TASK BRIEF: Below are records to repeat exactly. Omit the pictures from the copy.

──────── EXTRACTED MATERIAL

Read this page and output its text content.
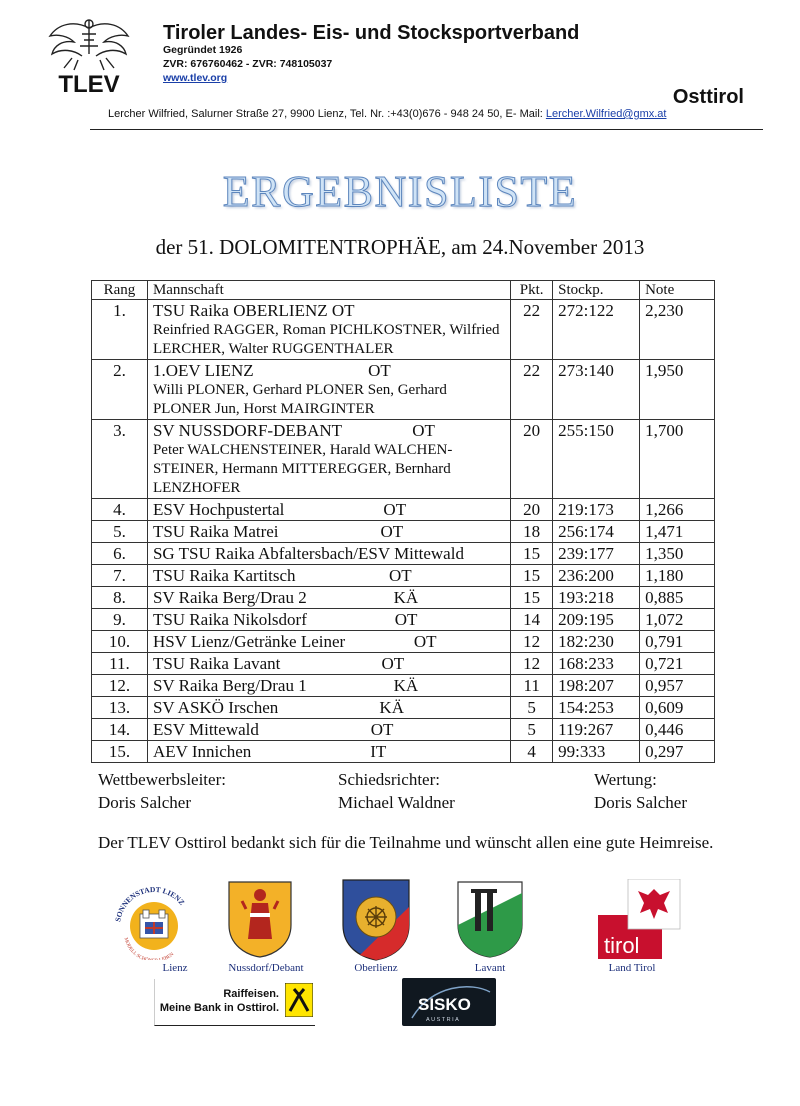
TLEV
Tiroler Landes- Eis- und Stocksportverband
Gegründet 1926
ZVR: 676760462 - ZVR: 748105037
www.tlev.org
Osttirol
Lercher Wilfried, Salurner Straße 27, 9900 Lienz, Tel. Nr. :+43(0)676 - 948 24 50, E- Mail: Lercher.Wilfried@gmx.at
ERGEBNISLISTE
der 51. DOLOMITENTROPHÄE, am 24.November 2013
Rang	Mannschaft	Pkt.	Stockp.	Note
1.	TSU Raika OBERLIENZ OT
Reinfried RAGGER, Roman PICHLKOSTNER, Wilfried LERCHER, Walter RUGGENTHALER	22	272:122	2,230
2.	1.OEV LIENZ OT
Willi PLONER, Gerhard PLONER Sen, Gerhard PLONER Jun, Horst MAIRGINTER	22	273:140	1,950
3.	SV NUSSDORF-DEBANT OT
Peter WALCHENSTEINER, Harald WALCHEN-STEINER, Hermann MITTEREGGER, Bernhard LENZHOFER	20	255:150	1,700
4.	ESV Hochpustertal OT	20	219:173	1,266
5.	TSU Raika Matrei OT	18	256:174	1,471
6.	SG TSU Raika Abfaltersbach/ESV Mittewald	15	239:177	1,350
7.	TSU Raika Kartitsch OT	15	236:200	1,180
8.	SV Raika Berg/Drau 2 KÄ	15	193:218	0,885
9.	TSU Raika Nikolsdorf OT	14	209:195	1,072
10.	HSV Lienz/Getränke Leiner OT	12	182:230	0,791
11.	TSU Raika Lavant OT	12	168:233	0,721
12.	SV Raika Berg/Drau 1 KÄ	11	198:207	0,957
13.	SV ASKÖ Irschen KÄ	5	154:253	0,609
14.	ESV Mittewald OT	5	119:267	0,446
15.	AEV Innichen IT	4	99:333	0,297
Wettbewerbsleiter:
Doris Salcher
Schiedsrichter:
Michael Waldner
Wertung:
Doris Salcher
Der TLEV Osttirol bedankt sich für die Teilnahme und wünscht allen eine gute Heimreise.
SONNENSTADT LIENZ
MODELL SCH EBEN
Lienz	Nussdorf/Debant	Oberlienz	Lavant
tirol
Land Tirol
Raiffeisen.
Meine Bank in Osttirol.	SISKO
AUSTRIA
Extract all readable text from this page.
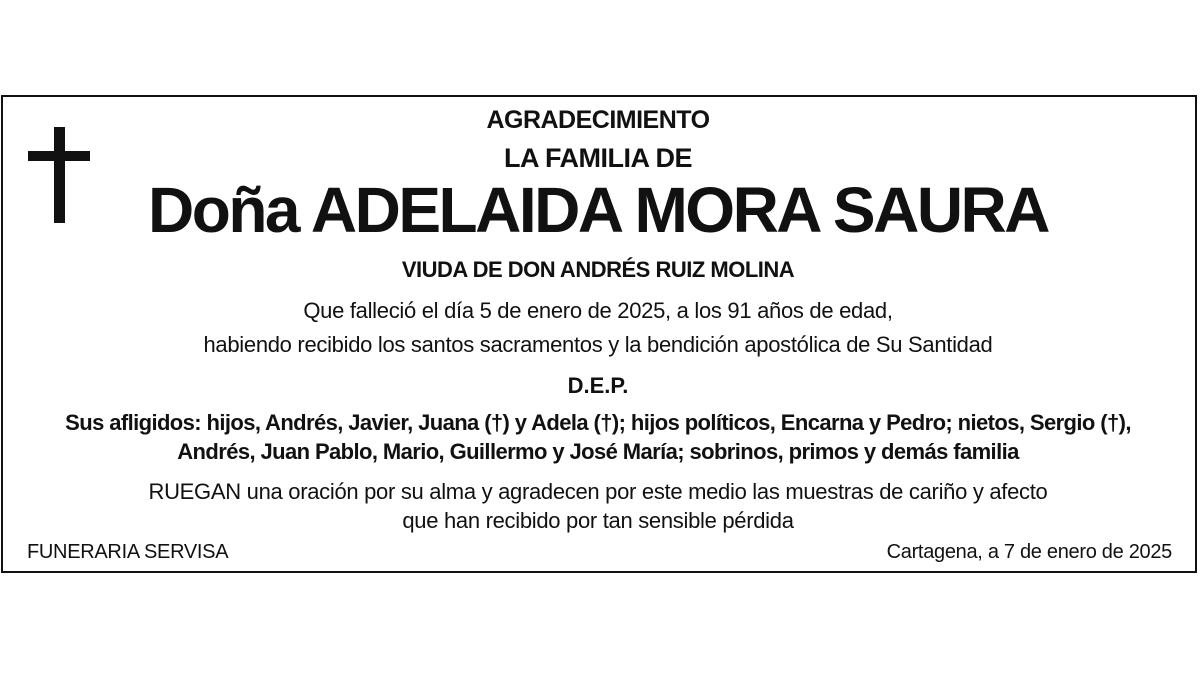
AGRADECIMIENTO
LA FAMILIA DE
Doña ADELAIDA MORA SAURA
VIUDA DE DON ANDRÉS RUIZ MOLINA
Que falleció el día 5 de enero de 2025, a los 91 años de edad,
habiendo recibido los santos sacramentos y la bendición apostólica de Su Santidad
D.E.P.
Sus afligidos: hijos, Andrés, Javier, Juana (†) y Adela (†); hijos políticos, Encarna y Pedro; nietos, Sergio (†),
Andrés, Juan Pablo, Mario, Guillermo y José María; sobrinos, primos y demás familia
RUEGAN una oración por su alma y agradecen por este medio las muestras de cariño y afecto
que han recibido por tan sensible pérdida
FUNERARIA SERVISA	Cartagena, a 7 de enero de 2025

────────────────

ANSWER FOR THIS EXERCISE:
Read this page and output its text content.
TLEV
Tiroler Landes- Eis- und Stocksportverband
Gegründet 1926
ZVR: 676760462 - ZVR: 748105037
www.tlev.org
Osttirol
Lercher Wilfried, Salurner Straße 27, 9900 Lienz, Tel. Nr. :+43(0)676 - 948 24 50, E- Mail: Lercher.Wilfried@gmx.at
ERGEBNISLISTE
der 51. DOLOMITENTROPHÄE, am 24.November 2013
Rang	Mannschaft	Pkt.	Stockp.	Note
1.	TSU Raika OBERLIENZ OT
Reinfried RAGGER, Roman PICHLKOSTNER, Wilfried LERCHER, Walter RUGGENTHALER	22	272:122	2,230
2.	1.OEV LIENZ OT
Willi PLONER, Gerhard PLONER Sen, Gerhard PLONER Jun, Horst MAIRGINTER	22	273:140	1,950
3.	SV NUSSDORF-DEBANT OT
Peter WALCHENSTEINER, Harald WALCHEN-STEINER, Hermann MITTEREGGER, Bernhard LENZHOFER	20	255:150	1,700
4.	ESV Hochpustertal OT	20	219:173	1,266
5.	TSU Raika Matrei OT	18	256:174	1,471
6.	SG TSU Raika Abfaltersbach/ESV Mittewald	15	239:177	1,350
7.	TSU Raika Kartitsch OT	15	236:200	1,180
8.	SV Raika Berg/Drau 2 KÄ	15	193:218	0,885
9.	TSU Raika Nikolsdorf OT	14	209:195	1,072
10.	HSV Lienz/Getränke Leiner OT	12	182:230	0,791
11.	TSU Raika Lavant OT	12	168:233	0,721
12.	SV Raika Berg/Drau 1 KÄ	11	198:207	0,957
13.	SV ASKÖ Irschen KÄ	5	154:253	0,609
14.	ESV Mittewald OT	5	119:267	0,446
15.	AEV Innichen IT	4	99:333	0,297
Wettbewerbsleiter:
Doris Salcher
Schiedsrichter:
Michael Waldner
Wertung:
Doris Salcher
Der TLEV Osttirol bedankt sich für die Teilnahme und wünscht allen eine gute Heimreise.
SONNENSTADT LIENZ
MODELL SCH EBEN
Lienz	Nussdorf/Debant	Oberlienz	Lavant
tirol
Land Tirol
Raiffeisen.
Meine Bank in Osttirol.	SISKO
AUSTRIA
Extract all readable text from this page.
AGRADECIMIENTO
LA FAMILIA DE
Doña ADELAIDA MORA SAURA
VIUDA DE DON ANDRÉS RUIZ MOLINA
Que falleció el día 5 de enero de 2025, a los 91 años de edad,
habiendo recibido los santos sacramentos y la bendición apostólica de Su Santidad
D.E.P.
Sus afligidos: hijos, Andrés, Javier, Juana (†) y Adela (†); hijos políticos, Encarna y Pedro; nietos, Sergio (†),
Andrés, Juan Pablo, Mario, Guillermo y José María; sobrinos, primos y demás familia
RUEGAN una oración por su alma y agradecen por este medio las muestras de cariño y afecto
que han recibido por tan sensible pérdida
FUNERARIA SERVISA	Cartagena, a 7 de enero de 2025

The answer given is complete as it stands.